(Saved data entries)
---

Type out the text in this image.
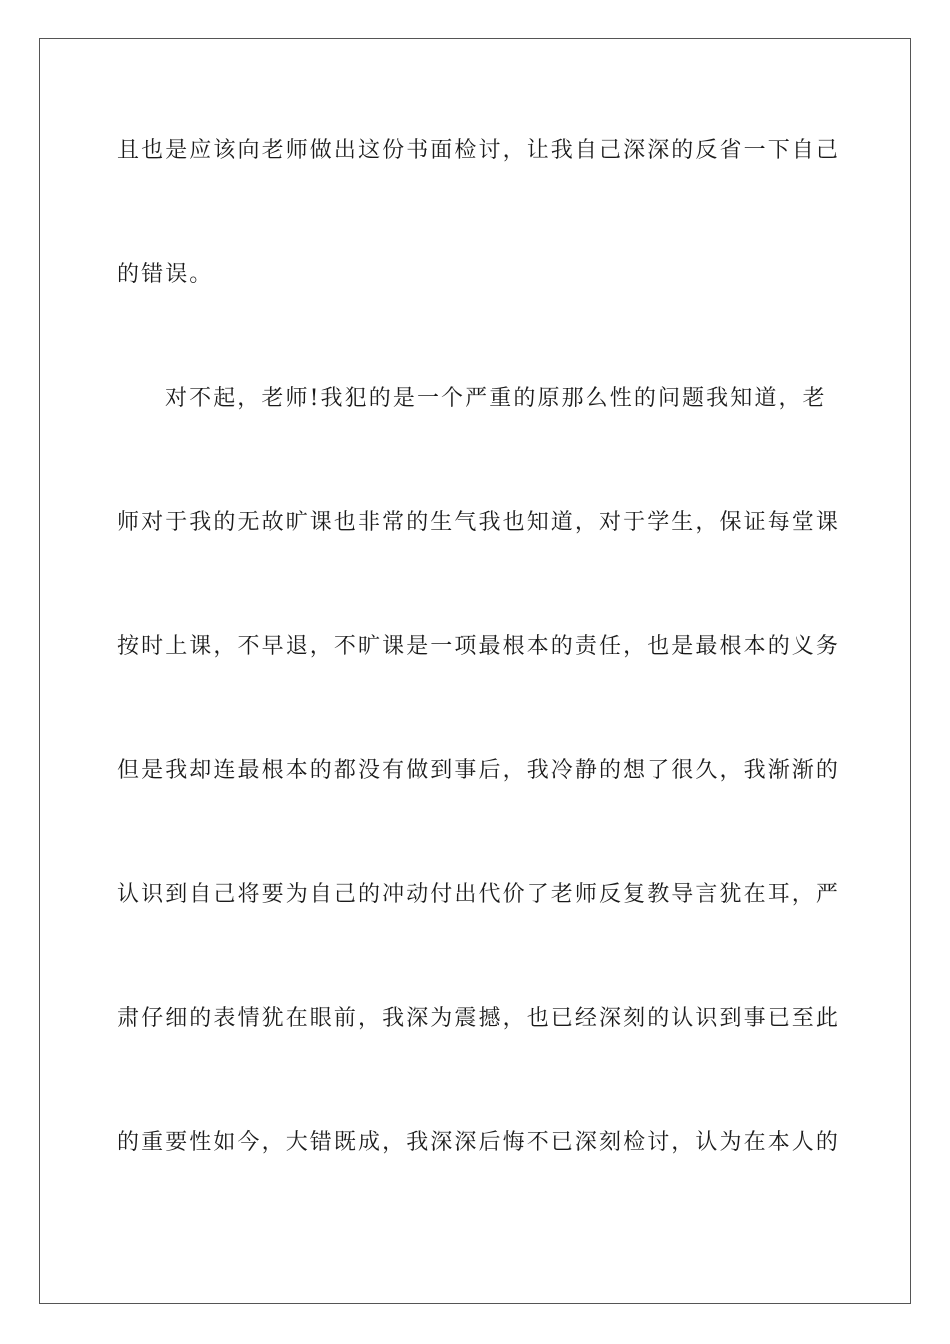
且也是应该向老师做出这份书面检讨，让我自己深深的反省一下自己
的错误。
对不起，老师!我犯的是一个严重的原那么性的问题我知道，老
师对于我的无故旷课也非常的生气我也知道，对于学生，保证每堂课
按时上课，不早退，不旷课是一项最根本的责任，也是最根本的义务
但是我却连最根本的都没有做到事后，我冷静的想了很久，我渐渐的
认识到自己将要为自己的冲动付出代价了老师反复教导言犹在耳，严
肃仔细的表情犹在眼前，我深为震撼，也已经深刻的认识到事已至此
的重要性如今，大错既成，我深深后悔不已深刻检讨，认为在本人的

---

◆ DIRECTIONS FOR THIS TASK:
Without including any picture, retype the entries exactly.

◆ COMPLETED TASK:
Type out the text in this image.
且也是应该向老师做出这份书面检讨，让我自己深深的反省一下自己
的错误。
对不起，老师!我犯的是一个严重的原那么性的问题我知道，老
师对于我的无故旷课也非常的生气我也知道，对于学生，保证每堂课
按时上课，不早退，不旷课是一项最根本的责任，也是最根本的义务
但是我却连最根本的都没有做到事后，我冷静的想了很久，我渐渐的
认识到自己将要为自己的冲动付出代价了老师反复教导言犹在耳，严
肃仔细的表情犹在眼前，我深为震撼，也已经深刻的认识到事已至此
的重要性如今，大错既成，我深深后悔不已深刻检讨，认为在本人的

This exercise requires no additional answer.